Extracted records

%%

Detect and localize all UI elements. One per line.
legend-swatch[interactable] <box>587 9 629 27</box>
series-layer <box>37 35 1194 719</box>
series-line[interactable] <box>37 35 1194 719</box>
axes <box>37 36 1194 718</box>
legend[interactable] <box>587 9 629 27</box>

%%
%%

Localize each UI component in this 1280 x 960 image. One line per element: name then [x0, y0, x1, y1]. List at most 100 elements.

%%

Work to be completed
Print the lines word for word, starting at the line that contains "Detect and localize" and ending at the line that contains "legend[interactable] <box>587 9 629 27</box>", with both of those lines included.

Output for this task
Detect and localize all UI elements. One per line.
legend-swatch[interactable] <box>587 9 629 27</box>
series-layer <box>37 35 1194 719</box>
series-line[interactable] <box>37 35 1194 719</box>
axes <box>37 36 1194 718</box>
legend[interactable] <box>587 9 629 27</box>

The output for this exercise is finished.